=== EXERCISE INPUT ===

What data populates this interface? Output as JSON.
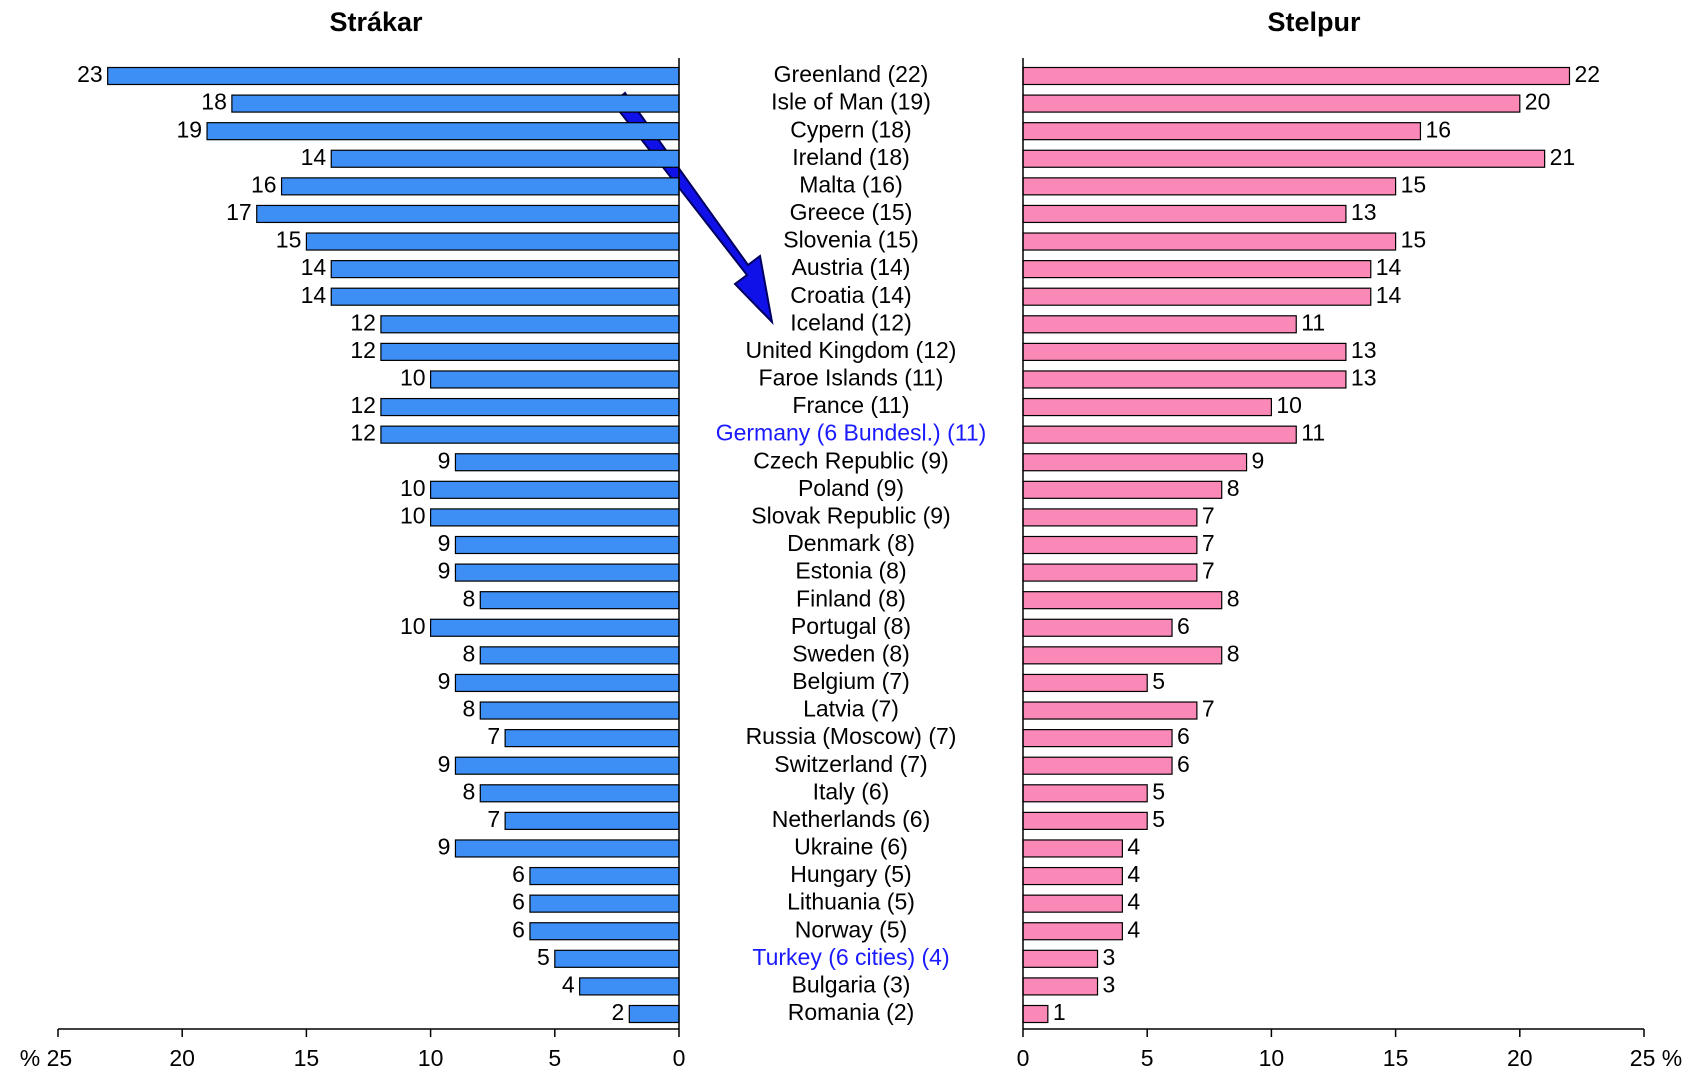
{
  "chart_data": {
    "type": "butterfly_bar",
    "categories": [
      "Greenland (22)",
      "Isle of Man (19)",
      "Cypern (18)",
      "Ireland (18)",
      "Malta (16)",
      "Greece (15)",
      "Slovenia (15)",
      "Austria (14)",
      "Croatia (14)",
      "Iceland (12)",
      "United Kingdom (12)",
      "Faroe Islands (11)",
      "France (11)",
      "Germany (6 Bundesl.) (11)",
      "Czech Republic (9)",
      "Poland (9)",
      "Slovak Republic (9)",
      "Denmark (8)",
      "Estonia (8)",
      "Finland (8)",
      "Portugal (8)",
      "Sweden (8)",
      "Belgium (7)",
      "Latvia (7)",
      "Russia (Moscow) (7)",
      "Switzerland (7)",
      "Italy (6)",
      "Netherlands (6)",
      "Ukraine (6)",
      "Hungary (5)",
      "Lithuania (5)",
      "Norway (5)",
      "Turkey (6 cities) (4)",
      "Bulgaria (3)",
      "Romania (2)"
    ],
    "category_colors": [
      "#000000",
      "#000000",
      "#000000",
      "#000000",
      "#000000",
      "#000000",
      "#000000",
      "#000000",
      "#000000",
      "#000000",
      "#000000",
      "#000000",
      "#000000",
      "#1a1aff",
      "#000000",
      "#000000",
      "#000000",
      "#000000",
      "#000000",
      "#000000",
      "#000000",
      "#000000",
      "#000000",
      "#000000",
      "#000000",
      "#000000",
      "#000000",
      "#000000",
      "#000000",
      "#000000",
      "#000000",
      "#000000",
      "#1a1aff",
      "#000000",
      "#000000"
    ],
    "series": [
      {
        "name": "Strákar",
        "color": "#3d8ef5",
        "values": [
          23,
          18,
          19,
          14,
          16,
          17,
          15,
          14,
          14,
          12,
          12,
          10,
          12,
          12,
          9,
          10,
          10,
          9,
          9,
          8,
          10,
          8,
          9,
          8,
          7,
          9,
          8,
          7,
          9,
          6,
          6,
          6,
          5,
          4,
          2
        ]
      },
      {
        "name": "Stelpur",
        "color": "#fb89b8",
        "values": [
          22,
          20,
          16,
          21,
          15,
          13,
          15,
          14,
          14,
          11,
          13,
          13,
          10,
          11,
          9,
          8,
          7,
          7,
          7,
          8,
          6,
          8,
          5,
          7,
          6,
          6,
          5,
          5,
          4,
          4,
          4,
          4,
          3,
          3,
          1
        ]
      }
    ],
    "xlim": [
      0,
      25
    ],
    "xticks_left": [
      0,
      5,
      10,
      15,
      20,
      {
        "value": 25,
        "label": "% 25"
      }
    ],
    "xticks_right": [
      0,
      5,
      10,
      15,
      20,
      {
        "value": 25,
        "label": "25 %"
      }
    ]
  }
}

===
=== EXERCISE INPUT ===

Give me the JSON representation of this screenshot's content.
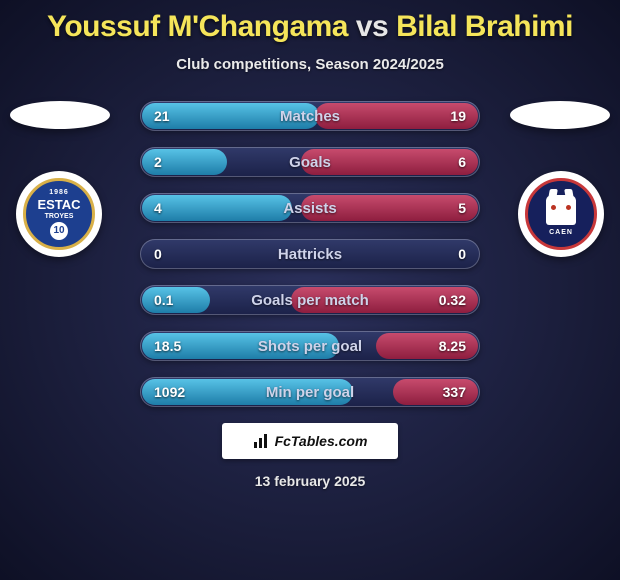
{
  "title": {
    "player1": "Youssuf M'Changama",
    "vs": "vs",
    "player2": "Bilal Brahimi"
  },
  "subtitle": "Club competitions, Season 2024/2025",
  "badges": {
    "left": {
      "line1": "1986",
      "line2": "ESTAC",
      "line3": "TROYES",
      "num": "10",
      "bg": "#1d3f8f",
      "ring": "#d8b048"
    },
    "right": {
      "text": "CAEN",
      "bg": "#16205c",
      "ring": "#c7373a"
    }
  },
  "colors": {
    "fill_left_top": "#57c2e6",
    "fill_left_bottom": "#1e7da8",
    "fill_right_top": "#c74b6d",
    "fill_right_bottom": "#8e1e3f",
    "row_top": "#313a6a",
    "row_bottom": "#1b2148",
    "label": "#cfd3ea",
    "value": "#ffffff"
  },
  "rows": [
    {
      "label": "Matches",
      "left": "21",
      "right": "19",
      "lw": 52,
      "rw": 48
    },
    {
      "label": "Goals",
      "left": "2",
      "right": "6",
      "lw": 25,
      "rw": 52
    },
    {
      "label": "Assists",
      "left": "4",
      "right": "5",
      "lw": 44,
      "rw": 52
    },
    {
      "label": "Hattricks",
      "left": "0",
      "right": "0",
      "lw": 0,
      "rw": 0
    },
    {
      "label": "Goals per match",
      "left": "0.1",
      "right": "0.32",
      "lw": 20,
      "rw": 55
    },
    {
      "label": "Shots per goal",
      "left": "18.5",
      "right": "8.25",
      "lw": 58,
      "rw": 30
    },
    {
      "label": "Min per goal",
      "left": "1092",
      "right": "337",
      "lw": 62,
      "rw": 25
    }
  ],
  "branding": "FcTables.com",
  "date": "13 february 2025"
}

===

▶ _PROMPT_
Give a single number: the count of lines above that include the word "label".

▶ _TASK SOLUTION_
10